Data tied to figure images
BEGIN
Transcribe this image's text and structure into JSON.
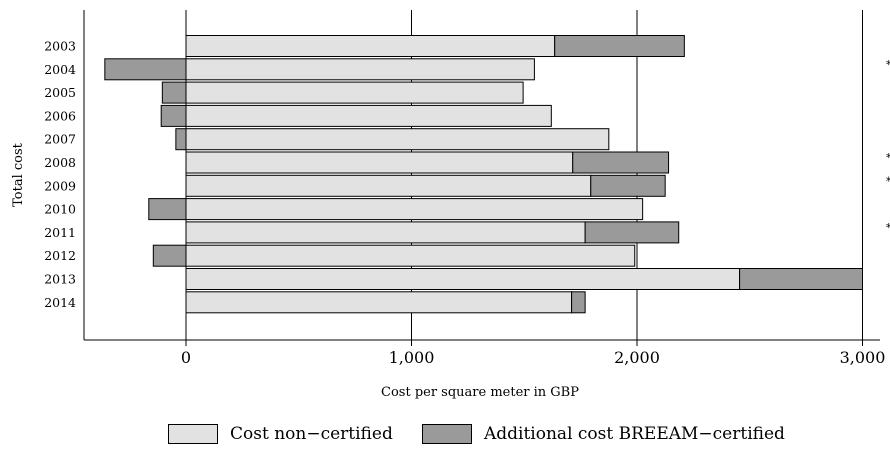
{
  "chart_data": {
    "type": "bar",
    "orientation": "horizontal",
    "stacked": true,
    "categories": [
      "2003",
      "2004",
      "2005",
      "2006",
      "2007",
      "2008",
      "2009",
      "2010",
      "2011",
      "2012",
      "2013",
      "2014"
    ],
    "series": [
      {
        "name": "Cost non−certified",
        "color": "#e2e2e2",
        "values": [
          1635,
          1545,
          1495,
          1620,
          1875,
          1715,
          1795,
          2025,
          1770,
          1990,
          2455,
          1710
        ]
      },
      {
        "name": "Additional cost BREEAM−certified",
        "color": "#9a9a9a",
        "values": [
          575,
          -360,
          -105,
          -110,
          -45,
          425,
          330,
          -165,
          415,
          -145,
          545,
          60
        ]
      }
    ],
    "xlabel": "Cost per square meter in GBP",
    "ylabel": "Total cost",
    "xlim": [
      -450,
      3000
    ],
    "xticks": [
      0,
      1000,
      2000,
      3000
    ],
    "xtick_labels": [
      "0",
      "1,000",
      "2,000",
      "3,000"
    ],
    "grid": "vertical",
    "legend_position": "bottom",
    "annotations": [
      "*",
      "*",
      "*",
      "*"
    ],
    "annotation_rows": [
      "2004",
      "2008",
      "2009",
      "2011"
    ]
  }
}
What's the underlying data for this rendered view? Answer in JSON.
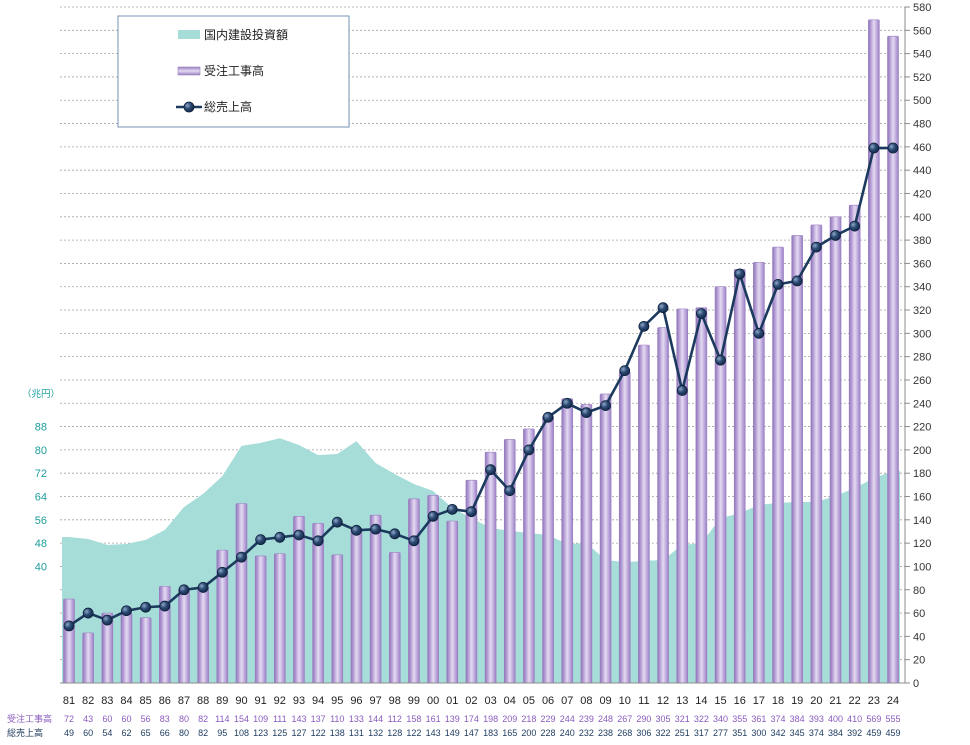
{
  "chart_data": {
    "type": "bar",
    "categories": [
      "81",
      "82",
      "83",
      "84",
      "85",
      "86",
      "87",
      "88",
      "89",
      "90",
      "91",
      "92",
      "93",
      "94",
      "95",
      "96",
      "97",
      "98",
      "99",
      "00",
      "01",
      "02",
      "03",
      "04",
      "05",
      "06",
      "07",
      "08",
      "09",
      "10",
      "11",
      "12",
      "13",
      "14",
      "15",
      "16",
      "17",
      "18",
      "19",
      "20",
      "21",
      "22",
      "23",
      "24"
    ],
    "series": [
      {
        "name": "国内建設投資額",
        "type": "area",
        "color": "#a6ddd9",
        "values": [
          50.1,
          49.4,
          47.4,
          47.7,
          49.1,
          52.5,
          60.4,
          64.9,
          71.0,
          81.4,
          82.4,
          84.0,
          81.7,
          78.2,
          78.6,
          83.0,
          75.5,
          71.7,
          68.3,
          65.9,
          60.1,
          56.6,
          53.2,
          52.2,
          51.5,
          50.8,
          47.7,
          48.0,
          42.2,
          41.5,
          41.9,
          42.2,
          47.4,
          48.0,
          56.6,
          58.3,
          61.1,
          61.8,
          62.1,
          62.1,
          64.2,
          66.9,
          70.3,
          72.8
        ]
      },
      {
        "name": "受注工事高",
        "type": "bar",
        "color": "#b9a2d8",
        "values": [
          72,
          43,
          60,
          60,
          56,
          83,
          80,
          82,
          114,
          154,
          109,
          111,
          143,
          137,
          110,
          133,
          144,
          112,
          158,
          161,
          139,
          174,
          198,
          209,
          218,
          229,
          244,
          239,
          248,
          267,
          290,
          305,
          321,
          322,
          340,
          355,
          361,
          374,
          384,
          393,
          400,
          410,
          569,
          555
        ]
      },
      {
        "name": "総売上高",
        "type": "line",
        "color": "#1c3a5e",
        "values": [
          49,
          60,
          54,
          62,
          65,
          66,
          80,
          82,
          95,
          108,
          123,
          125,
          127,
          122,
          138,
          131,
          132,
          128,
          122,
          143,
          149,
          147,
          183,
          165,
          200,
          228,
          240,
          232,
          238,
          268,
          306,
          322,
          251,
          317,
          277,
          351,
          300,
          342,
          345,
          374,
          384,
          392,
          459,
          459
        ]
      }
    ],
    "y_left": {
      "label": "（兆円）",
      "ylim": [
        0,
        232
      ],
      "ticks": [
        40,
        48,
        56,
        64,
        72,
        80,
        88
      ],
      "series": [
        0
      ],
      "color": "#1f9e9e"
    },
    "y_right": {
      "ylim": [
        0,
        580
      ],
      "ticks": [
        0,
        20,
        40,
        60,
        80,
        100,
        120,
        140,
        160,
        180,
        200,
        220,
        240,
        260,
        280,
        300,
        320,
        340,
        360,
        380,
        400,
        420,
        440,
        460,
        480,
        500,
        520,
        540,
        560,
        580
      ],
      "series": [
        1,
        2
      ]
    },
    "grid": true,
    "legend": {
      "position": "top-left"
    },
    "data_table": {
      "rows": [
        {
          "label": "受注工事高",
          "series": 1,
          "color": "#8a5cbf"
        },
        {
          "label": "総売上高",
          "series": 2,
          "color": "#1c3a5e"
        }
      ]
    }
  }
}
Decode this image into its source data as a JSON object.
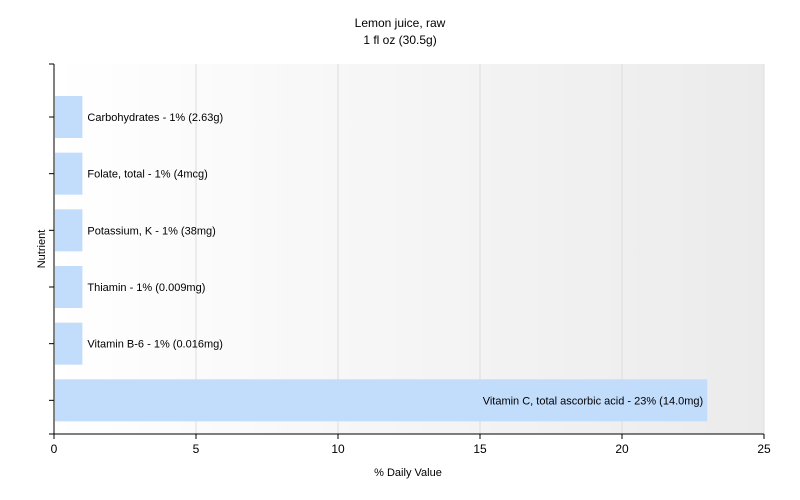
{
  "chart_data": {
    "type": "bar",
    "orientation": "horizontal",
    "title": "Lemon juice, raw",
    "subtitle": "1 fl oz (30.5g)",
    "xlabel": "% Daily Value",
    "ylabel": "Nutrient",
    "xlim": [
      0,
      25
    ],
    "xticks": [
      0,
      5,
      10,
      15,
      20,
      25
    ],
    "grid": true,
    "bar_color": "#c2dcfb",
    "categories": [
      "Carbohydrates",
      "Folate, total",
      "Potassium, K",
      "Thiamin",
      "Vitamin B-6",
      "Vitamin C, total ascorbic acid"
    ],
    "values": [
      1,
      1,
      1,
      1,
      1,
      23
    ],
    "labels": [
      "Carbohydrates - 1% (2.63g)",
      "Folate, total - 1% (4mcg)",
      "Potassium, K - 1% (38mg)",
      "Thiamin - 1% (0.009mg)",
      "Vitamin B-6 - 1% (0.016mg)",
      "Vitamin C, total ascorbic acid - 23% (14.0mg)"
    ]
  }
}
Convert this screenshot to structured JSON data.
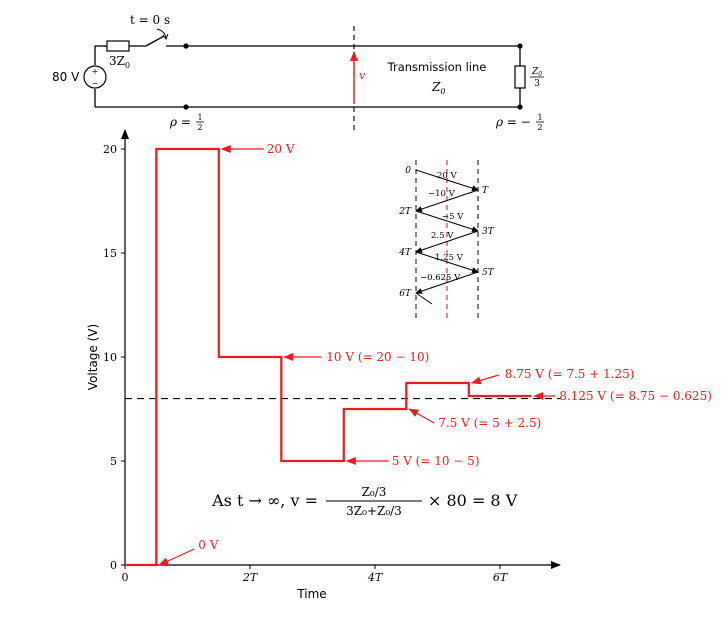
END
- REQUIREMENTS
Quote every entry exactly, with the pictures omitted.

- CORRECT RESULT
Transcribe this image's text and structure into JSON.
{
  "chart_data": {
    "type": "bar",
    "orientation": "horizontal",
    "stacked": true,
    "categories": [
      "2003",
      "2004",
      "2005",
      "2006",
      "2007",
      "2008",
      "2009",
      "2010",
      "2011",
      "2012",
      "2013",
      "2014"
    ],
    "series": [
      {
        "name": "Cost non−certified",
        "color": "#e2e2e2",
        "values": [
          1635,
          1545,
          1495,
          1620,
          1875,
          1715,
          1795,
          2025,
          1770,
          1990,
          2455,
          1710
        ]
      },
      {
        "name": "Additional cost BREEAM−certified",
        "color": "#9a9a9a",
        "values": [
          575,
          -360,
          -105,
          -110,
          -45,
          425,
          330,
          -165,
          415,
          -145,
          545,
          60
        ]
      }
    ],
    "xlabel": "Cost per square meter in GBP",
    "ylabel": "Total cost",
    "xlim": [
      -450,
      3000
    ],
    "xticks": [
      0,
      1000,
      2000,
      3000
    ],
    "xtick_labels": [
      "0",
      "1,000",
      "2,000",
      "3,000"
    ],
    "grid": "vertical",
    "legend_position": "bottom",
    "annotations": [
      "*",
      "*",
      "*",
      "*"
    ],
    "annotation_rows": [
      "2004",
      "2008",
      "2009",
      "2011"
    ]
  }
}
What's the underlying data for this rendered view? Answer in JSON.
{
  "chart_data": {
    "type": "bar",
    "categories": [
      "81",
      "82",
      "83",
      "84",
      "85",
      "86",
      "87",
      "88",
      "89",
      "90",
      "91",
      "92",
      "93",
      "94",
      "95",
      "96",
      "97",
      "98",
      "99",
      "00",
      "01",
      "02",
      "03",
      "04",
      "05",
      "06",
      "07",
      "08",
      "09",
      "10",
      "11",
      "12",
      "13",
      "14",
      "15",
      "16",
      "17",
      "18",
      "19",
      "20",
      "21",
      "22",
      "23",
      "24"
    ],
    "series": [
      {
        "name": "国内建設投資額",
        "type": "area",
        "color": "#a6ddd9",
        "values": [
          50.1,
          49.4,
          47.4,
          47.7,
          49.1,
          52.5,
          60.4,
          64.9,
          71.0,
          81.4,
          82.4,
          84.0,
          81.7,
          78.2,
          78.6,
          83.0,
          75.5,
          71.7,
          68.3,
          65.9,
          60.1,
          56.6,
          53.2,
          52.2,
          51.5,
          50.8,
          47.7,
          48.0,
          42.2,
          41.5,
          41.9,
          42.2,
          47.4,
          48.0,
          56.6,
          58.3,
          61.1,
          61.8,
          62.1,
          62.1,
          64.2,
          66.9,
          70.3,
          72.8
        ]
      },
      {
        "name": "受注工事高",
        "type": "bar",
        "color": "#b9a2d8",
        "values": [
          72,
          43,
          60,
          60,
          56,
          83,
          80,
          82,
          114,
          154,
          109,
          111,
          143,
          137,
          110,
          133,
          144,
          112,
          158,
          161,
          139,
          174,
          198,
          209,
          218,
          229,
          244,
          239,
          248,
          267,
          290,
          305,
          321,
          322,
          340,
          355,
          361,
          374,
          384,
          393,
          400,
          410,
          569,
          555
        ]
      },
      {
        "name": "総売上高",
        "type": "line",
        "color": "#1c3a5e",
        "values": [
          49,
          60,
          54,
          62,
          65,
          66,
          80,
          82,
          95,
          108,
          123,
          125,
          127,
          122,
          138,
          131,
          132,
          128,
          122,
          143,
          149,
          147,
          183,
          165,
          200,
          228,
          240,
          232,
          238,
          268,
          306,
          322,
          251,
          317,
          277,
          351,
          300,
          342,
          345,
          374,
          384,
          392,
          459,
          459
        ]
      }
    ],
    "y_left": {
      "label": "（兆円）",
      "ylim": [
        0,
        232
      ],
      "ticks": [
        40,
        48,
        56,
        64,
        72,
        80,
        88
      ],
      "series": [
        0
      ],
      "color": "#1f9e9e"
    },
    "y_right": {
      "ylim": [
        0,
        580
      ],
      "ticks": [
        0,
        20,
        40,
        60,
        80,
        100,
        120,
        140,
        160,
        180,
        200,
        220,
        240,
        260,
        280,
        300,
        320,
        340,
        360,
        380,
        400,
        420,
        440,
        460,
        480,
        500,
        520,
        540,
        560,
        580
      ],
      "series": [
        1,
        2
      ]
    },
    "grid": true,
    "legend": {
      "position": "top-left"
    },
    "data_table": {
      "rows": [
        {
          "label": "受注工事高",
          "series": 1,
          "color": "#8a5cbf"
        },
        {
          "label": "総売上高",
          "series": 2,
          "color": "#1c3a5e"
        }
      ]
    }
  }
}
Decode this image into its source data as a JSON object.
{
  "chart_data": {
    "type": "bar",
    "orientation": "horizontal",
    "title": "Lemon juice, raw",
    "subtitle": "1 fl oz (30.5g)",
    "xlabel": "% Daily Value",
    "ylabel": "Nutrient",
    "xlim": [
      0,
      25
    ],
    "xticks": [
      0,
      5,
      10,
      15,
      20,
      25
    ],
    "grid": true,
    "bar_color": "#c2dcfb",
    "categories": [
      "Carbohydrates",
      "Folate, total",
      "Potassium, K",
      "Thiamin",
      "Vitamin B-6",
      "Vitamin C, total ascorbic acid"
    ],
    "values": [
      1,
      1,
      1,
      1,
      1,
      23
    ],
    "labels": [
      "Carbohydrates - 1% (2.63g)",
      "Folate, total - 1% (4mcg)",
      "Potassium, K - 1% (38mg)",
      "Thiamin - 1% (0.009mg)",
      "Vitamin B-6 - 1% (0.016mg)",
      "Vitamin C, total ascorbic acid - 23% (14.0mg)"
    ]
  }
}
Convert this screenshot to structured JSON data.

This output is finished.